--- START OF Source extract ---

For comparison, we also show the stellar mass growth of a monolithic model for a giant elliptical galaxy. This is the classic picture we had for such galaxies before we realized that galaxy formation had to be hierarchical. This particular monolithic model forms at zf = 10 and follows an exponential star formation rate with τ = 1 Gyr. It is one of the models published by Franck & McGaugh (2017). It is, in fact, the first model I asked Jay to construct when he started the project. Not because we expected it to best describe the data, as it turns out to do, but because the simple exponential model is a touchstone of stellar population modeling. It was a starter model: do this basic thing first to make sure you’re doing it right. We chose τ = 1 Gyr because that was the typical number bandied about for elliptical galaxies, and zf = 10 because that seemed ridiculously early for a massive galaxy to form. At the time we built the model, it was ludicrously early to imagine a massive galaxy would form, from an LCDM perspective. A formation redshift zf = 10 was, less than a decade ago, practically indistinguishable from the beginning of time, so we expected it to provide a limit that the data would not possibly approach.

--- END OF Source extract ---
--- START OF Extracted entries ---

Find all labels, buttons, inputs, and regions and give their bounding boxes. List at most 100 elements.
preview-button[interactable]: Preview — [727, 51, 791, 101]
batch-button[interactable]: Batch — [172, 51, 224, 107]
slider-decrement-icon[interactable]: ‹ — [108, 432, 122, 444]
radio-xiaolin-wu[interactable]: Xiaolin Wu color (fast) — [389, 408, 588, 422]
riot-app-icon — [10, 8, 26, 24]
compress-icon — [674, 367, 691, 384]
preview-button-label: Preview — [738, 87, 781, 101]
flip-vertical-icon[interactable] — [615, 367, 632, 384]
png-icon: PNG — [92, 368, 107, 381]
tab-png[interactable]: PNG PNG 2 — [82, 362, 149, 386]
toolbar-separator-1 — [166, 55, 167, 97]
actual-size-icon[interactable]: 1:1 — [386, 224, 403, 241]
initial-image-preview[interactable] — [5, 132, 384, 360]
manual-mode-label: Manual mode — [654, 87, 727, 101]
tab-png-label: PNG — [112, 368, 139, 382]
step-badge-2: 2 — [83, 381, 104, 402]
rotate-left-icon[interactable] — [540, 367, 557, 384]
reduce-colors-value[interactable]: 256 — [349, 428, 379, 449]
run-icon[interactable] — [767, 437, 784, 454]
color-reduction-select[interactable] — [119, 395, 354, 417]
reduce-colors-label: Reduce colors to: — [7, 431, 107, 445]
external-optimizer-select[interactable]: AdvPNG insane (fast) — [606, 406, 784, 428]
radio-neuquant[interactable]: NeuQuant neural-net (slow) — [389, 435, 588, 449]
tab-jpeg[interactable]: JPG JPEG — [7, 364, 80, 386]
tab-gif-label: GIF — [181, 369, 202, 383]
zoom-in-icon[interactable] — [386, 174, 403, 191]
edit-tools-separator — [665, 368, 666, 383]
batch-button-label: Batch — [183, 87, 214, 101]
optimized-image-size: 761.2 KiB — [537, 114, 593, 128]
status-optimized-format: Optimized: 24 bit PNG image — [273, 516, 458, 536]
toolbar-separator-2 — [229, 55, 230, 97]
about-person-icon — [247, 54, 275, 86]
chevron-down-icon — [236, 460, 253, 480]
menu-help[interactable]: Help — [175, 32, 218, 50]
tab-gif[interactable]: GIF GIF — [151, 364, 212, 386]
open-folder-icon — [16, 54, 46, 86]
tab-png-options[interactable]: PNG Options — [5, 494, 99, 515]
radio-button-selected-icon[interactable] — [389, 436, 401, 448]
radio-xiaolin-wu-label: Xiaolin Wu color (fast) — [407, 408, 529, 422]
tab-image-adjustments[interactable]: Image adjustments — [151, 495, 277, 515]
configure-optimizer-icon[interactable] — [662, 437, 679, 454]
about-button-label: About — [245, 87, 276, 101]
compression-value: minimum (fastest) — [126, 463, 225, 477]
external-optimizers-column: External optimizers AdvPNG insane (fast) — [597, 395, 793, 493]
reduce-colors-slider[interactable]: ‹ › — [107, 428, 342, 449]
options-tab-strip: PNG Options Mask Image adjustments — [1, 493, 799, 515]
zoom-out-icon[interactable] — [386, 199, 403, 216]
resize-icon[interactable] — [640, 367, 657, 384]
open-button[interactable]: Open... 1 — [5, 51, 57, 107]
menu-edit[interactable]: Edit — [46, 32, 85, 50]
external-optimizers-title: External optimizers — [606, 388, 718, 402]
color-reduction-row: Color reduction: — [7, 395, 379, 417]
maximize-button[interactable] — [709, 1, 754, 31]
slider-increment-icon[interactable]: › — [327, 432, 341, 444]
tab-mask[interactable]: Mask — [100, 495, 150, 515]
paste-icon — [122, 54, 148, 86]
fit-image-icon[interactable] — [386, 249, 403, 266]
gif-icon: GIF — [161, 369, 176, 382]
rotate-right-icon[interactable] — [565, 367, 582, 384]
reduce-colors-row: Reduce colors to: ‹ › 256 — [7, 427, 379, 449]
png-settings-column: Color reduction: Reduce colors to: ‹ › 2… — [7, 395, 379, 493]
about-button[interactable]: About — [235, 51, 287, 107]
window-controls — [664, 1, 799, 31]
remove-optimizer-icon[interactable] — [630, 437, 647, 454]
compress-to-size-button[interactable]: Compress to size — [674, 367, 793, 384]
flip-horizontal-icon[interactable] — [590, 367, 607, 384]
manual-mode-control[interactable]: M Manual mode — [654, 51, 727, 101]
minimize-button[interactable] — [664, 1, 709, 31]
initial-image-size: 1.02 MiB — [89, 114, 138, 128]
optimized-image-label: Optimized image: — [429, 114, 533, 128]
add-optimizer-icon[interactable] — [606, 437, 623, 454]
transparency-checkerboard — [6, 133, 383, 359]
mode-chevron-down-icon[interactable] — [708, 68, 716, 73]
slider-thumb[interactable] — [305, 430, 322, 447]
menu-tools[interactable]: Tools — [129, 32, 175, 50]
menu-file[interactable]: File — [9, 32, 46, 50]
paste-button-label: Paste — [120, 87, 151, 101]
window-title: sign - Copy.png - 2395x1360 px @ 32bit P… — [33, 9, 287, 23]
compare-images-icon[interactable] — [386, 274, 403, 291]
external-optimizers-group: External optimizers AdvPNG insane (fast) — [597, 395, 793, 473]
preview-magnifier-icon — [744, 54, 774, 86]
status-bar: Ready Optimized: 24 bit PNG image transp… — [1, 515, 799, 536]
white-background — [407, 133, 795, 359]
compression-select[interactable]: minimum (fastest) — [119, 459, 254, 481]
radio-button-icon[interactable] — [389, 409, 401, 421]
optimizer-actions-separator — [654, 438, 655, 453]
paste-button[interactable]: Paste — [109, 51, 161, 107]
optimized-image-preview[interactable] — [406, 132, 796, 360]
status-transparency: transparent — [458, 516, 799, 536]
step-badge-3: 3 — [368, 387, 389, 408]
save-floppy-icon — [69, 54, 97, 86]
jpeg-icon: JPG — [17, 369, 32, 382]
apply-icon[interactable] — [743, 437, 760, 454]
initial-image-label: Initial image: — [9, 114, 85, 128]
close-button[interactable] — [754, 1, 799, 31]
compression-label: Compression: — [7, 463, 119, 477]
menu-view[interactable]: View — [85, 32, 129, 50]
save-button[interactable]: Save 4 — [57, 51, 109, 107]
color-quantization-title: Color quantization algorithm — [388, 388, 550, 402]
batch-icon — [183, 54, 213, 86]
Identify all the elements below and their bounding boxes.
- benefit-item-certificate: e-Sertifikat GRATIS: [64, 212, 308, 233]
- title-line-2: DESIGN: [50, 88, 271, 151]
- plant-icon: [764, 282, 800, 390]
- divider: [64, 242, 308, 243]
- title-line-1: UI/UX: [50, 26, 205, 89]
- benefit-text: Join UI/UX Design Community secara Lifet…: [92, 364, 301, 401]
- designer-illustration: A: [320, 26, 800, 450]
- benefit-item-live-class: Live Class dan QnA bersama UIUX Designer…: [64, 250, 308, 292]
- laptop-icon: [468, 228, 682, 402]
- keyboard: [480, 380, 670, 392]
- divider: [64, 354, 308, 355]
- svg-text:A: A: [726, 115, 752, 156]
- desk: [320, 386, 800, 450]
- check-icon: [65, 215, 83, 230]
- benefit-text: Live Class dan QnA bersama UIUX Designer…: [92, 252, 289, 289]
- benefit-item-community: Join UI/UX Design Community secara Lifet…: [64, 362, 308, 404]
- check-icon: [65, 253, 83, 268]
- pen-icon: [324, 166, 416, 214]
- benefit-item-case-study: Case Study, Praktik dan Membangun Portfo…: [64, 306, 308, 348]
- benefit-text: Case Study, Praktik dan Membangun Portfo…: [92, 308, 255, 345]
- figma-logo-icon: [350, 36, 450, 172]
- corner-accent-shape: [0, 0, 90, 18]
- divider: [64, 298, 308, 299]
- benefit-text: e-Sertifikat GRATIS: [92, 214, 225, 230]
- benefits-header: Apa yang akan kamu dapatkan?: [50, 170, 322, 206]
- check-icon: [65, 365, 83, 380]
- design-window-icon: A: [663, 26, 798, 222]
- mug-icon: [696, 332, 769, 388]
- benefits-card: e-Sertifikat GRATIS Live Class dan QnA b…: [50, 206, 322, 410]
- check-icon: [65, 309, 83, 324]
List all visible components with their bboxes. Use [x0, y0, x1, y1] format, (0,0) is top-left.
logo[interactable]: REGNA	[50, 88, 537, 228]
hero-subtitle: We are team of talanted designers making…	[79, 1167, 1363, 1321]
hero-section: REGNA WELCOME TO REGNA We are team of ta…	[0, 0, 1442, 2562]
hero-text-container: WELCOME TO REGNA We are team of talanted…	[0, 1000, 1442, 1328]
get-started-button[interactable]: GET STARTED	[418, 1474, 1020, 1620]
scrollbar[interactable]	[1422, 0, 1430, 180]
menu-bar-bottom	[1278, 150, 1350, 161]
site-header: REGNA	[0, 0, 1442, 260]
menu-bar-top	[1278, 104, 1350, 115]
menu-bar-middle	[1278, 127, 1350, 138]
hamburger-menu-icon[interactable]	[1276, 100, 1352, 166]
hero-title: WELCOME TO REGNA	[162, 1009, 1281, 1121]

--- END OF Extracted entries ---

Request 1: In the text about the monolithic galaxy model, what star formation timescale does the model use?
Request 2: Render this sentence from the text about the monolithic galaxy model in Spanish: "It was a starter model: do this basic thing first to make sure you’re doing it right."
Request 3: Pick up the text about the monolithic galaxy model after its final sentence and keep writing it.
The records have no connection to the text about the monolithic galaxy model.

Answer 1: τ = 1 Gyr

Answer 2: Era un modelo inicial: haz primero esta cosa básica para asegurarte de que lo estás haciendo bien.

Answer 3:
In a remarkably short period, JWST has transformed z = 10 from inconceivable to run of the mill. I’m not going to go into the data yet – this all-theory post is already a lot – but to offer one spoiler: the data are consistent with this monolithic model. If we want to “fix” LCDM, we have to make the red line into the purple line for enough objects to explain the data. That proves to be challenging. But that’s moving the goalposts; the prediction was that we should see little protogalaxies at high redshift, not massive, monolith-style objects. Just look at the merger trees at z = 10!
Accelerated Structure Formation in MOND
In order to address these issues in MOND, we have to go back to the beginning. What is the evolution of a spherical region (a top-hat overdensity) that might collapse to form a galaxy? How does a spherical region under the influence of MOND evolve within an expanding universe?
The solution to this problem was first found by Felten (1984), who was trying to play the Newtonian cosmology trick in MOND. In conventional dynamics, one can solve the equation of motion for a point on the surface of a uniform sphere that is initially expanding and recover the essence of the Friedmann equation. It was reasonable to check if cosmology might be that simple in MOND. It was not. The appearance of a0 as a physical scale makes the solution scale-dependent: there is no general solution that one can imagine applies to the universe as a whole.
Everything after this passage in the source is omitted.